___ EXCERPTED DATA ___

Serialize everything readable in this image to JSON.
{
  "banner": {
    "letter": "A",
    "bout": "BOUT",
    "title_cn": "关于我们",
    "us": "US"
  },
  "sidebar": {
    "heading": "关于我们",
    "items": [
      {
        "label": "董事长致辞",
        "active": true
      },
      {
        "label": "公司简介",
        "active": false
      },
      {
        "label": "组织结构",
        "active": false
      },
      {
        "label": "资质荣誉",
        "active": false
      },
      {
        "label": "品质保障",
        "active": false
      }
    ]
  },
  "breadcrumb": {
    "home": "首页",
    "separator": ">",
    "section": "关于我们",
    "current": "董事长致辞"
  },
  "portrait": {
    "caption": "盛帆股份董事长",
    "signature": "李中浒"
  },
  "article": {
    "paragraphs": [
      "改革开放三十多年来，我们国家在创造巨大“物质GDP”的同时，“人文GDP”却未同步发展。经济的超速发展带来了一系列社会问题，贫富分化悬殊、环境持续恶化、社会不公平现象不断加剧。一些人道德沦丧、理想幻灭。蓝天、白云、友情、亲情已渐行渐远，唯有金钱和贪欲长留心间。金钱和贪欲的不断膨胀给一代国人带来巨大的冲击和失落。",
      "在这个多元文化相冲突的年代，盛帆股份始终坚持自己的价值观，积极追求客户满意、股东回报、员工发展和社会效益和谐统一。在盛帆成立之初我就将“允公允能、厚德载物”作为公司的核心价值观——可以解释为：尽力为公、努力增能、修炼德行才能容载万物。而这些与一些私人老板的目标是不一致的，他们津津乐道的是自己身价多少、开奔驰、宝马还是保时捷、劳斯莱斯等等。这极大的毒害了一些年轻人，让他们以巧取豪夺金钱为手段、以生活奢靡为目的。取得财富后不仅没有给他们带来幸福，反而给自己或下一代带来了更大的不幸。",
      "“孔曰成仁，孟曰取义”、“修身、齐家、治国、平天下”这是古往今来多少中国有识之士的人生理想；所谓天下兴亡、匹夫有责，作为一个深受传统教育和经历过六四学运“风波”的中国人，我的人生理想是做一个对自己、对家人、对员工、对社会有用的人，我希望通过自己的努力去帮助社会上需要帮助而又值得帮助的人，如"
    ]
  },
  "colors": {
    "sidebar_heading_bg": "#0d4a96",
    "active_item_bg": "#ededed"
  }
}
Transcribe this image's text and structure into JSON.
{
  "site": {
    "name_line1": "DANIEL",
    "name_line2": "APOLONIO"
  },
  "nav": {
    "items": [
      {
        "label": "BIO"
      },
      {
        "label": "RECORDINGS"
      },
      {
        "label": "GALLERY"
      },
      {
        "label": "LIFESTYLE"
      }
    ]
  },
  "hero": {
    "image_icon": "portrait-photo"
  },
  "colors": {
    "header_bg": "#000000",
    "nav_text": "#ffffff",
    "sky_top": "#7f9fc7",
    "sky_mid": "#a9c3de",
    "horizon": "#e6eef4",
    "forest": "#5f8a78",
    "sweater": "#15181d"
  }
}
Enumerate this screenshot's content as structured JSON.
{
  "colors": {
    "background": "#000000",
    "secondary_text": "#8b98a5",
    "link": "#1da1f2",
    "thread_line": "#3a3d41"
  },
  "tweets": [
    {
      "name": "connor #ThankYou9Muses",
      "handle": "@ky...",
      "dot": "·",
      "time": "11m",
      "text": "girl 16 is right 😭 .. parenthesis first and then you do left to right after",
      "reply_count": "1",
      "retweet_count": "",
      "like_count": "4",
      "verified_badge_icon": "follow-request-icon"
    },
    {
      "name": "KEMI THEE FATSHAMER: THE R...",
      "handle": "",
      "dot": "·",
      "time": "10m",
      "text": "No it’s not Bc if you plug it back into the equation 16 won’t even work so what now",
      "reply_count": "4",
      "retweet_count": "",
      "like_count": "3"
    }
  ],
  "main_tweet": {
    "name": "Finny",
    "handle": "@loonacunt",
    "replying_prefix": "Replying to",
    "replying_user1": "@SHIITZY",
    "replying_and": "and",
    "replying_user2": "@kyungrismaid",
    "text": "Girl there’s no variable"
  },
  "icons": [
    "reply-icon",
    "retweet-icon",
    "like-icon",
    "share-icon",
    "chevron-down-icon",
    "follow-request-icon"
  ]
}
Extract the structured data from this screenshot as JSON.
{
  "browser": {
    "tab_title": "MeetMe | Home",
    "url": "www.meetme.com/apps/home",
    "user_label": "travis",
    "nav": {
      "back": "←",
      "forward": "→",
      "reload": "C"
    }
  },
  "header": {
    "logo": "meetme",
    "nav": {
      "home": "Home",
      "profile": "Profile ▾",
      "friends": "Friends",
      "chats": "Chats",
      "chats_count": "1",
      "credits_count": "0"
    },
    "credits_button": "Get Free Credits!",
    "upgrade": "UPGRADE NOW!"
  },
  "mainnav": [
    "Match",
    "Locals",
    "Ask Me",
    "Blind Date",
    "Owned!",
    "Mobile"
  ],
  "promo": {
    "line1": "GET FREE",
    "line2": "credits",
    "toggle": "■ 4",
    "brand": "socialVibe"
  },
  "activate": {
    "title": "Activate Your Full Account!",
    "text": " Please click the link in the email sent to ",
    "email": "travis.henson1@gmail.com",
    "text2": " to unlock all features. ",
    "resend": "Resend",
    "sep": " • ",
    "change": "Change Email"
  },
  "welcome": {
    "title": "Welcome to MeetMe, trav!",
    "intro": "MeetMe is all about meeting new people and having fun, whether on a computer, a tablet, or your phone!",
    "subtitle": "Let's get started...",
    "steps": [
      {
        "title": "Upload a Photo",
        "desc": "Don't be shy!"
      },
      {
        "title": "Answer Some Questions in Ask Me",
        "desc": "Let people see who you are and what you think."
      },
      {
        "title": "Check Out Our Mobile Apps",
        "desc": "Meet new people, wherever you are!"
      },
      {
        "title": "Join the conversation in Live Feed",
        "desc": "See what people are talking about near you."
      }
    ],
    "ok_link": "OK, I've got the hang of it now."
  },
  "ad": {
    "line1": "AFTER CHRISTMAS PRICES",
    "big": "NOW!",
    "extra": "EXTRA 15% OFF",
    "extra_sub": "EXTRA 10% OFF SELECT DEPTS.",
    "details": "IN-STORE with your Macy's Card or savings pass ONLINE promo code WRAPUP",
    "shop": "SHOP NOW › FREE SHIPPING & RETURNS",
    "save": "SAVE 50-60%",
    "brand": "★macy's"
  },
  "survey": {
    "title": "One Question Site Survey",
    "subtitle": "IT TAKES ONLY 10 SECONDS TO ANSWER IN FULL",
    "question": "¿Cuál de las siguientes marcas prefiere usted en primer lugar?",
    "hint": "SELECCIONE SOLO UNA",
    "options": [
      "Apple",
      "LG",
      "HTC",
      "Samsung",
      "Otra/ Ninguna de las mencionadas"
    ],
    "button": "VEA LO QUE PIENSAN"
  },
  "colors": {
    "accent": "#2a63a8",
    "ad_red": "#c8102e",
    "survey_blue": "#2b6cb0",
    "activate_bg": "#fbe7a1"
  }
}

___

- GOAL OF THE EXERCISE
Write out every line from the records above, word for word.

- ANSWER TO THIS EXERCISE
Serialize everything readable in this image to JSON.
{
  "banner": {
    "letter": "A",
    "bout": "BOUT",
    "title_cn": "关于我们",
    "us": "US"
  },
  "sidebar": {
    "heading": "关于我们",
    "items": [
      {
        "label": "董事长致辞",
        "active": true
      },
      {
        "label": "公司简介",
        "active": false
      },
      {
        "label": "组织结构",
        "active": false
      },
      {
        "label": "资质荣誉",
        "active": false
      },
      {
        "label": "品质保障",
        "active": false
      }
    ]
  },
  "breadcrumb": {
    "home": "首页",
    "separator": ">",
    "section": "关于我们",
    "current": "董事长致辞"
  },
  "portrait": {
    "caption": "盛帆股份董事长",
    "signature": "李中浒"
  },
  "article": {
    "paragraphs": [
      "改革开放三十多年来，我们国家在创造巨大“物质GDP”的同时，“人文GDP”却未同步发展。经济的超速发展带来了一系列社会问题，贫富分化悬殊、环境持续恶化、社会不公平现象不断加剧。一些人道德沦丧、理想幻灭。蓝天、白云、友情、亲情已渐行渐远，唯有金钱和贪欲长留心间。金钱和贪欲的不断膨胀给一代国人带来巨大的冲击和失落。",
      "在这个多元文化相冲突的年代，盛帆股份始终坚持自己的价值观，积极追求客户满意、股东回报、员工发展和社会效益和谐统一。在盛帆成立之初我就将“允公允能、厚德载物”作为公司的核心价值观——可以解释为：尽力为公、努力增能、修炼德行才能容载万物。而这些与一些私人老板的目标是不一致的，他们津津乐道的是自己身价多少、开奔驰、宝马还是保时捷、劳斯莱斯等等。这极大的毒害了一些年轻人，让他们以巧取豪夺金钱为手段、以生活奢靡为目的。取得财富后不仅没有给他们带来幸福，反而给自己或下一代带来了更大的不幸。",
      "“孔曰成仁，孟曰取义”、“修身、齐家、治国、平天下”这是古往今来多少中国有识之士的人生理想；所谓天下兴亡、匹夫有责，作为一个深受传统教育和经历过六四学运“风波”的中国人，我的人生理想是做一个对自己、对家人、对员工、对社会有用的人，我希望通过自己的努力去帮助社会上需要帮助而又值得帮助的人，如"
    ]
  },
  "colors": {
    "sidebar_heading_bg": "#0d4a96",
    "active_item_bg": "#ededed"
  }
}
Transcribe this image's text and structure into JSON.
{
  "site": {
    "name_line1": "DANIEL",
    "name_line2": "APOLONIO"
  },
  "nav": {
    "items": [
      {
        "label": "BIO"
      },
      {
        "label": "RECORDINGS"
      },
      {
        "label": "GALLERY"
      },
      {
        "label": "LIFESTYLE"
      }
    ]
  },
  "hero": {
    "image_icon": "portrait-photo"
  },
  "colors": {
    "header_bg": "#000000",
    "nav_text": "#ffffff",
    "sky_top": "#7f9fc7",
    "sky_mid": "#a9c3de",
    "horizon": "#e6eef4",
    "forest": "#5f8a78",
    "sweater": "#15181d"
  }
}
Enumerate this screenshot's content as structured JSON.
{
  "colors": {
    "background": "#000000",
    "secondary_text": "#8b98a5",
    "link": "#1da1f2",
    "thread_line": "#3a3d41"
  },
  "tweets": [
    {
      "name": "connor #ThankYou9Muses",
      "handle": "@ky...",
      "dot": "·",
      "time": "11m",
      "text": "girl 16 is right 😭 .. parenthesis first and then you do left to right after",
      "reply_count": "1",
      "retweet_count": "",
      "like_count": "4",
      "verified_badge_icon": "follow-request-icon"
    },
    {
      "name": "KEMI THEE FATSHAMER: THE R...",
      "handle": "",
      "dot": "·",
      "time": "10m",
      "text": "No it’s not Bc if you plug it back into the equation 16 won’t even work so what now",
      "reply_count": "4",
      "retweet_count": "",
      "like_count": "3"
    }
  ],
  "main_tweet": {
    "name": "Finny",
    "handle": "@loonacunt",
    "replying_prefix": "Replying to",
    "replying_user1": "@SHIITZY",
    "replying_and": "and",
    "replying_user2": "@kyungrismaid",
    "text": "Girl there’s no variable"
  },
  "icons": [
    "reply-icon",
    "retweet-icon",
    "like-icon",
    "share-icon",
    "chevron-down-icon",
    "follow-request-icon"
  ]
}
Extract the structured data from this screenshot as JSON.
{
  "browser": {
    "tab_title": "MeetMe | Home",
    "url": "www.meetme.com/apps/home",
    "user_label": "travis",
    "nav": {
      "back": "←",
      "forward": "→",
      "reload": "C"
    }
  },
  "header": {
    "logo": "meetme",
    "nav": {
      "home": "Home",
      "profile": "Profile ▾",
      "friends": "Friends",
      "chats": "Chats",
      "chats_count": "1",
      "credits_count": "0"
    },
    "credits_button": "Get Free Credits!",
    "upgrade": "UPGRADE NOW!"
  },
  "mainnav": [
    "Match",
    "Locals",
    "Ask Me",
    "Blind Date",
    "Owned!",
    "Mobile"
  ],
  "promo": {
    "line1": "GET FREE",
    "line2": "credits",
    "toggle": "■ 4",
    "brand": "socialVibe"
  },
  "activate": {
    "title": "Activate Your Full Account!",
    "text": " Please click the link in the email sent to ",
    "email": "travis.henson1@gmail.com",
    "text2": " to unlock all features. ",
    "resend": "Resend",
    "sep": " • ",
    "change": "Change Email"
  },
  "welcome": {
    "title": "Welcome to MeetMe, trav!",
    "intro": "MeetMe is all about meeting new people and having fun, whether on a computer, a tablet, or your phone!",
    "subtitle": "Let's get started...",
    "steps": [
      {
        "title": "Upload a Photo",
        "desc": "Don't be shy!"
      },
      {
        "title": "Answer Some Questions in Ask Me",
        "desc": "Let people see who you are and what you think."
      },
      {
        "title": "Check Out Our Mobile Apps",
        "desc": "Meet new people, wherever you are!"
      },
      {
        "title": "Join the conversation in Live Feed",
        "desc": "See what people are talking about near you."
      }
    ],
    "ok_link": "OK, I've got the hang of it now."
  },
  "ad": {
    "line1": "AFTER CHRISTMAS PRICES",
    "big": "NOW!",
    "extra": "EXTRA 15% OFF",
    "extra_sub": "EXTRA 10% OFF SELECT DEPTS.",
    "details": "IN-STORE with your Macy's Card or savings pass ONLINE promo code WRAPUP",
    "shop": "SHOP NOW › FREE SHIPPING & RETURNS",
    "save": "SAVE 50-60%",
    "brand": "★macy's"
  },
  "survey": {
    "title": "One Question Site Survey",
    "subtitle": "IT TAKES ONLY 10 SECONDS TO ANSWER IN FULL",
    "question": "¿Cuál de las siguientes marcas prefiere usted en primer lugar?",
    "hint": "SELECCIONE SOLO UNA",
    "options": [
      "Apple",
      "LG",
      "HTC",
      "Samsung",
      "Otra/ Ninguna de las mencionadas"
    ],
    "button": "VEA LO QUE PIENSAN"
  },
  "colors": {
    "accent": "#2a63a8",
    "ad_red": "#c8102e",
    "survey_blue": "#2b6cb0",
    "activate_bg": "#fbe7a1"
  }
}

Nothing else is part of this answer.